Where a line of the listing below includes the word "Observed", reproduce that line.

================================

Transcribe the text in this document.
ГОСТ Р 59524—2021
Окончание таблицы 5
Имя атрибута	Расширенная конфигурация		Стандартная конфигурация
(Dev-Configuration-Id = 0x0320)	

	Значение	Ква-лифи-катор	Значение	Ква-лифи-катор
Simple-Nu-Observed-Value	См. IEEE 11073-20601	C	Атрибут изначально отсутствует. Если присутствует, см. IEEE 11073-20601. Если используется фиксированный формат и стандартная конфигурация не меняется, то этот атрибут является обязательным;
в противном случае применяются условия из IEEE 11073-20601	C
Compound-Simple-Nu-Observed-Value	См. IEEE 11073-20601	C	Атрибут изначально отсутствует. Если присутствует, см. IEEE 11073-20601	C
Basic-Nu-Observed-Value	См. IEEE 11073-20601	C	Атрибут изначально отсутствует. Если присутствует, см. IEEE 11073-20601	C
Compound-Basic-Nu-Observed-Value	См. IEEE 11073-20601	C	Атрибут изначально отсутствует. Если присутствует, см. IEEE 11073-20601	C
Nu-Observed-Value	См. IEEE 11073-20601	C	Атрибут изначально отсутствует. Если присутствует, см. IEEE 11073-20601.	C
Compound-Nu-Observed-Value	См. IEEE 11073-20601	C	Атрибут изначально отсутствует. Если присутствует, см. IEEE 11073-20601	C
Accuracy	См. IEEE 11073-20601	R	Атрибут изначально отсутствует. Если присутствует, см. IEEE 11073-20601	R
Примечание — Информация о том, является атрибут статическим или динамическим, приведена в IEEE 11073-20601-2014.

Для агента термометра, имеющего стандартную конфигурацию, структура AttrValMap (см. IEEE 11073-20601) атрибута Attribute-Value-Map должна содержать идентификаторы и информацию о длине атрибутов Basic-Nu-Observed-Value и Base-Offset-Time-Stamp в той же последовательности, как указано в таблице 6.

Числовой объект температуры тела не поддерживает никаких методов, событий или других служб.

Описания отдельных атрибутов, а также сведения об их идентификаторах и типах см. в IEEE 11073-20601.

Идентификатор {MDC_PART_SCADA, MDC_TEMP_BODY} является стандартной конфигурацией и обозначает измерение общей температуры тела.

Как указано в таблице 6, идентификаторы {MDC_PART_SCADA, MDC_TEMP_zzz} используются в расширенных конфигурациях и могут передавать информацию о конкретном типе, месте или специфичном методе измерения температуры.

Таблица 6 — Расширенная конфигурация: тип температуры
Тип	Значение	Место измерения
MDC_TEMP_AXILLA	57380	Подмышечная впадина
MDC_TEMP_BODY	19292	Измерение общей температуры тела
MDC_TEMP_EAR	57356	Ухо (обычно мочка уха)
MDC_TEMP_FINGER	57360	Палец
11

================================

Solution to this task.
Simple-Nu-Observed-Value	См. IEEE 11073-20601	C	Атрибут изначально отсутствует. Если присутствует, см. IEEE 11073-20601. Если используется фиксированный формат и стандартная конфигурация не меняется, то этот атрибут является обязательным;
Compound-Simple-Nu-Observed-Value	См. IEEE 11073-20601	C	Атрибут изначально отсутствует. Если присутствует, см. IEEE 11073-20601	C
Basic-Nu-Observed-Value	См. IEEE 11073-20601	C	Атрибут изначально отсутствует. Если присутствует, см. IEEE 11073-20601	C
Compound-Basic-Nu-Observed-Value	См. IEEE 11073-20601	C	Атрибут изначально отсутствует. Если присутствует, см. IEEE 11073-20601	C
Nu-Observed-Value	См. IEEE 11073-20601	C	Атрибут изначально отсутствует. Если присутствует, см. IEEE 11073-20601.	C
Compound-Nu-Observed-Value	См. IEEE 11073-20601	C	Атрибут изначально отсутствует. Если присутствует, см. IEEE 11073-20601	C
Для агента термометра, имеющего стандартную конфигурацию, структура AttrValMap (см. IEEE 11073-20601) атрибута Attribute-Value-Map должна содержать идентификаторы и информацию о длине атрибутов Basic-Nu-Observed-Value и Base-Offset-Time-Stamp в той же последовательности, как указано в таблице 6.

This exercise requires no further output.